Data items
+ + + + +
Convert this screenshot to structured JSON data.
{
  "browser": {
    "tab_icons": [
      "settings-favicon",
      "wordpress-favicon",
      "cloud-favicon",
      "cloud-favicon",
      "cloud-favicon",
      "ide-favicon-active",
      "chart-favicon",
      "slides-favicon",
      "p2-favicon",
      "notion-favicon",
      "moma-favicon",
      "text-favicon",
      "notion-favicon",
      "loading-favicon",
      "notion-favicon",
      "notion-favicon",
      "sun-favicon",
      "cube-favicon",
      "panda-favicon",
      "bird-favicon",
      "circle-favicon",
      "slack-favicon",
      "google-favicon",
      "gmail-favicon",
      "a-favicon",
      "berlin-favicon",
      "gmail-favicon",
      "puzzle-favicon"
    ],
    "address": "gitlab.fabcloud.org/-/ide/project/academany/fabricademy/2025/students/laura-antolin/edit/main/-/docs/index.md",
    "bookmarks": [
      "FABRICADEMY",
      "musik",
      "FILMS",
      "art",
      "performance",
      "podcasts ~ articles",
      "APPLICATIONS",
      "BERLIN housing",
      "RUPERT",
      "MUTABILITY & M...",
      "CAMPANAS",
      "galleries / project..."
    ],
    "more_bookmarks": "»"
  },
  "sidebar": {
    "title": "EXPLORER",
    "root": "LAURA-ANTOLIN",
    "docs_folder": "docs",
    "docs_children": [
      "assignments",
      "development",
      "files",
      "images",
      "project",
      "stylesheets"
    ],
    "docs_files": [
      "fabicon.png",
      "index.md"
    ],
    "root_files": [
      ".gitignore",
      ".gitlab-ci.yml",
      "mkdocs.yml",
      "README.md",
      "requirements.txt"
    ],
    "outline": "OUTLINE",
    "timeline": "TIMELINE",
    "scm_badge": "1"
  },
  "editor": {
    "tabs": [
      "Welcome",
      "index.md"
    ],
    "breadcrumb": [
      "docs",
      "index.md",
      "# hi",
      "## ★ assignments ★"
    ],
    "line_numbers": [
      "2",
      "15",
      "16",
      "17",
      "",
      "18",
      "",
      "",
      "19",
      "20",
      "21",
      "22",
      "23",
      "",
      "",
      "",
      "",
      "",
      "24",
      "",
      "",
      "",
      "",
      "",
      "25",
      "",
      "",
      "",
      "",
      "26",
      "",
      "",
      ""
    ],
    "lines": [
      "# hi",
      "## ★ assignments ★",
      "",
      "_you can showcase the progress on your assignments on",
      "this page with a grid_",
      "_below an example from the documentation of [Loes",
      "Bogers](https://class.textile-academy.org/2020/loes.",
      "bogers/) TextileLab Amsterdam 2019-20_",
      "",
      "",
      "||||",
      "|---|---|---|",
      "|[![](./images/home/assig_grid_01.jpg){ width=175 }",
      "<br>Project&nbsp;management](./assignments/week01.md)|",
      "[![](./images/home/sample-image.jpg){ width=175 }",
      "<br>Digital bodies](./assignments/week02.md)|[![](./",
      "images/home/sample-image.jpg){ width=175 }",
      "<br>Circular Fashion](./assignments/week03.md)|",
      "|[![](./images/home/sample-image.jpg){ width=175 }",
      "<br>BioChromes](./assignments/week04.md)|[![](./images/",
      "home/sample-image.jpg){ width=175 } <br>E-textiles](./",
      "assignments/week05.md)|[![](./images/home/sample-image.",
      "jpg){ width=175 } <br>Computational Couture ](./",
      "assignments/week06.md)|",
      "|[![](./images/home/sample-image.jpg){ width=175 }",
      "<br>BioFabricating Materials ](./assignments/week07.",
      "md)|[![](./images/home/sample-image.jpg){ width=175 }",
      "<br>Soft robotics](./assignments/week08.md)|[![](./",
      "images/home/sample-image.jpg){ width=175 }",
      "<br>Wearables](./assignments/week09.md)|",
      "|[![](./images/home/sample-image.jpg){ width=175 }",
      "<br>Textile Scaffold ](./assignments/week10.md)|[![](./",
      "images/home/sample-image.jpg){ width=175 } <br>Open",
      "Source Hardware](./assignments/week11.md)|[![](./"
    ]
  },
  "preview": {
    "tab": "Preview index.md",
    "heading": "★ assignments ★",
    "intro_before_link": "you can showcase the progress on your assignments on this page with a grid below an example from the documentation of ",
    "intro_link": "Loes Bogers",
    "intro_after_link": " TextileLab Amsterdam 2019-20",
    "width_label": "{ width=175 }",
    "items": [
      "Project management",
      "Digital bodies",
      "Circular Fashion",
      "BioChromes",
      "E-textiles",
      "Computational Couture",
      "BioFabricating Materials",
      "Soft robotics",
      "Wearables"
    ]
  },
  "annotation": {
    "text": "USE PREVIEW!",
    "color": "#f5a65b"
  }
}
+ + + + +
### [Your goal]
Gather and return every line that holds the string "this".

### [Answer in full]
Convert this screenshot to structured JSON data.
      "this page with a grid_",
    "intro_before_link": "you can showcase the progress on your assignments on this page with a grid below an example from the documentation of ",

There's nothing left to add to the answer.